Below are some records; work out how many of their lines contain "wody" and give the number only.

- - - - - - -

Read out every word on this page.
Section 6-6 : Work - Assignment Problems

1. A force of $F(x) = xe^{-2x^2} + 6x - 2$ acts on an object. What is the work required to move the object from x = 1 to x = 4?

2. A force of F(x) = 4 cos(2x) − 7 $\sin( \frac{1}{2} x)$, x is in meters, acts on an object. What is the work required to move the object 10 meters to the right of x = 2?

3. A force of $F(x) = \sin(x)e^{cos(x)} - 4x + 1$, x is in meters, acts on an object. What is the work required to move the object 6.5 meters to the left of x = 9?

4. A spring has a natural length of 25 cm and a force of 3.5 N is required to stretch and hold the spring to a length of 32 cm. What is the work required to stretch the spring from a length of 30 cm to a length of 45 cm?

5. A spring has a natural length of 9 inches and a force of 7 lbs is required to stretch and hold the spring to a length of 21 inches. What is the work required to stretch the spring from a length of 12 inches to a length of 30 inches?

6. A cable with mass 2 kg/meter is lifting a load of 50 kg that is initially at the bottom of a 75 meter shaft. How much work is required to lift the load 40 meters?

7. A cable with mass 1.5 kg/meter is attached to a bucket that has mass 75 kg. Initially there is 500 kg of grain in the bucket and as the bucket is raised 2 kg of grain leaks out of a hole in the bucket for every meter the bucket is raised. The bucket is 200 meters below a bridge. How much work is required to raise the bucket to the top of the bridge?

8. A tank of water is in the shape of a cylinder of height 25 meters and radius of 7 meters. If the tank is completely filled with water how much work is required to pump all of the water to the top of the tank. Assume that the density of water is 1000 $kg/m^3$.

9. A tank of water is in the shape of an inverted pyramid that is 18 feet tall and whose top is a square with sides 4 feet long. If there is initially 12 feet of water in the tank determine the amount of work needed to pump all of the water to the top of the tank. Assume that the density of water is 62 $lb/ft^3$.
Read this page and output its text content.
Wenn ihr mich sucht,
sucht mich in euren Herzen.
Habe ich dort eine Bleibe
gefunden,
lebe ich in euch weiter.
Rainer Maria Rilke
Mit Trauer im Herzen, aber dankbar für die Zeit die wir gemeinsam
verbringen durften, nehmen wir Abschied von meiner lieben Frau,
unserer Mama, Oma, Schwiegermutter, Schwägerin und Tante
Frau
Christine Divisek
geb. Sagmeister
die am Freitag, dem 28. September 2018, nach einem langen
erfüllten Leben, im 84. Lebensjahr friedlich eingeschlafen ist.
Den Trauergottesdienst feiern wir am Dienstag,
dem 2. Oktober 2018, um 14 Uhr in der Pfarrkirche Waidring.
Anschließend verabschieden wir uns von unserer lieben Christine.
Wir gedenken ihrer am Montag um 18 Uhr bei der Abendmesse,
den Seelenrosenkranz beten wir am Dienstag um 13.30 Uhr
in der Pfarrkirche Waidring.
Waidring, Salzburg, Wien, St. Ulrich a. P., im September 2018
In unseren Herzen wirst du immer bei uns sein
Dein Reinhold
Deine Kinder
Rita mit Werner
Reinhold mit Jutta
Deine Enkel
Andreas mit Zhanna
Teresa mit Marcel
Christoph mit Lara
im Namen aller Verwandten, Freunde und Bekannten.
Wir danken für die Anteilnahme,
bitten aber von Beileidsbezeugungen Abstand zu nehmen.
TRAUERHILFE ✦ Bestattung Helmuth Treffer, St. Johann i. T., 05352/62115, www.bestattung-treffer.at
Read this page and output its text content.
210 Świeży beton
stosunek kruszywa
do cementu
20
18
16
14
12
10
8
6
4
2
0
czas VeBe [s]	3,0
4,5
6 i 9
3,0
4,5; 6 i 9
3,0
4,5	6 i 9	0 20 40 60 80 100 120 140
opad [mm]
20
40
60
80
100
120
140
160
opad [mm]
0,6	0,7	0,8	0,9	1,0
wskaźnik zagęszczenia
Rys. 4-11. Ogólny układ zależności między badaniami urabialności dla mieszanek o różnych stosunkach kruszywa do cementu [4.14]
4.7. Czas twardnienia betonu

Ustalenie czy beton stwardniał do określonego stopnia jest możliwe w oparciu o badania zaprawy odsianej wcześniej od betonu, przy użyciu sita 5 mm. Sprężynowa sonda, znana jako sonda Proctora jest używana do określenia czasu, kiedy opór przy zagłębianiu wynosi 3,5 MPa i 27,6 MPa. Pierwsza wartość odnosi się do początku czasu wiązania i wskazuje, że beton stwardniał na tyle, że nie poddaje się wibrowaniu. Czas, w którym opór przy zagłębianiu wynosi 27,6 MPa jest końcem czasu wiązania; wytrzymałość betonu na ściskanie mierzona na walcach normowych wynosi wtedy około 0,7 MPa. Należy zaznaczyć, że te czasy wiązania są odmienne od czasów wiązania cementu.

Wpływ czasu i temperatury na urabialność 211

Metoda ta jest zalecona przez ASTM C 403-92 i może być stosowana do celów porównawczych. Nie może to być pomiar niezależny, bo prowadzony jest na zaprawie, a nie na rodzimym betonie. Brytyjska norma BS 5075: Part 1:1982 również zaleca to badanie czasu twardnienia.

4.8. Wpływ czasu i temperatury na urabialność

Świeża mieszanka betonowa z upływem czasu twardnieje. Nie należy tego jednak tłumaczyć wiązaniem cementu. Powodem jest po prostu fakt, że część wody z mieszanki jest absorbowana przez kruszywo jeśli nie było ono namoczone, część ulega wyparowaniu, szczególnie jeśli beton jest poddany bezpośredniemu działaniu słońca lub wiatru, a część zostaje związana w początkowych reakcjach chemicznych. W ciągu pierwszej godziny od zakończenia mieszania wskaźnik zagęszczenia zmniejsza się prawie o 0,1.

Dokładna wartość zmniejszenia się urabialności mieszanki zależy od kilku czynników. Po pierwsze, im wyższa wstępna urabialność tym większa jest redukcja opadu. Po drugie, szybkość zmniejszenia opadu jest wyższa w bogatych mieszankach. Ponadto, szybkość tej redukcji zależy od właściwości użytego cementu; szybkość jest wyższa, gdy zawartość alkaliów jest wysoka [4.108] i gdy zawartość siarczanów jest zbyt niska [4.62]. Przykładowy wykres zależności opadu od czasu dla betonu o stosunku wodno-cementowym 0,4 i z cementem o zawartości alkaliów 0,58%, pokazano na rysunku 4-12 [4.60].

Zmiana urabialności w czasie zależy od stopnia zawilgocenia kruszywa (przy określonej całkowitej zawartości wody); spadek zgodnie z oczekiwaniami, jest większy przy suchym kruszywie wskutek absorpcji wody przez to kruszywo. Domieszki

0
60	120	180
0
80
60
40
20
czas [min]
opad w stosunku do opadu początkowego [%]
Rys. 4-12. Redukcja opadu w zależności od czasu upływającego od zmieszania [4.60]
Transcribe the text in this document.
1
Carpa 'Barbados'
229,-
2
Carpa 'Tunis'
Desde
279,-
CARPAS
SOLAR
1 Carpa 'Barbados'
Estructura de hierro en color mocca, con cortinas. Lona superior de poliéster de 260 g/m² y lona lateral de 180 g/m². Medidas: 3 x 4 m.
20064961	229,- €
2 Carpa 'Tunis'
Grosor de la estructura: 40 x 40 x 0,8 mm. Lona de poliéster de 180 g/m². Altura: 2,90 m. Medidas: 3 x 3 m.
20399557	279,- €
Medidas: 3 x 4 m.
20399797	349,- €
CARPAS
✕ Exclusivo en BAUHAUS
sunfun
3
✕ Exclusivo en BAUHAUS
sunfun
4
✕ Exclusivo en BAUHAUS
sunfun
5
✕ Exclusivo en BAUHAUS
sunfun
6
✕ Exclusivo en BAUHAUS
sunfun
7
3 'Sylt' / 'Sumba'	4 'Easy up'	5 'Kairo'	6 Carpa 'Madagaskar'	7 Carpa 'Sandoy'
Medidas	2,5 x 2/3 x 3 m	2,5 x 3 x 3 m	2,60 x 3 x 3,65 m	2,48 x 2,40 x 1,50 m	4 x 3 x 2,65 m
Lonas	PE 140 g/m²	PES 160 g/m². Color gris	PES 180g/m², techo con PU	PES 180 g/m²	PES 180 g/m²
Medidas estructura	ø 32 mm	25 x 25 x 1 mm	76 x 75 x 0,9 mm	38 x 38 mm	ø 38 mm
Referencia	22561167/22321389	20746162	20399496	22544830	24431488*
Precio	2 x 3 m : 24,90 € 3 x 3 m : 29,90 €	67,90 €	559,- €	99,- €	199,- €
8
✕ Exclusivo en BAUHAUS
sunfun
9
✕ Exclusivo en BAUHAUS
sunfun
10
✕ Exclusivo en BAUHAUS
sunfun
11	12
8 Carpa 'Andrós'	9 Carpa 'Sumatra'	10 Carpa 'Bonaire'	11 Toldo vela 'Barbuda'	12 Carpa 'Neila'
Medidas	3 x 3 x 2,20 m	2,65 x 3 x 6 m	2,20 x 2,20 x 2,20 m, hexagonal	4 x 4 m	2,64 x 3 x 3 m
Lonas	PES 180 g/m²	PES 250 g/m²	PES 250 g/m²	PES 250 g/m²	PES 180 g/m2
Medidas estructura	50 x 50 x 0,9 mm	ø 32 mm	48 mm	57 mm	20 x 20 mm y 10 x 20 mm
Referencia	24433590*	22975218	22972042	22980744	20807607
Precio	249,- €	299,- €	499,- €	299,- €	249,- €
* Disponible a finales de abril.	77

- - - - - - -

#### [Response]
2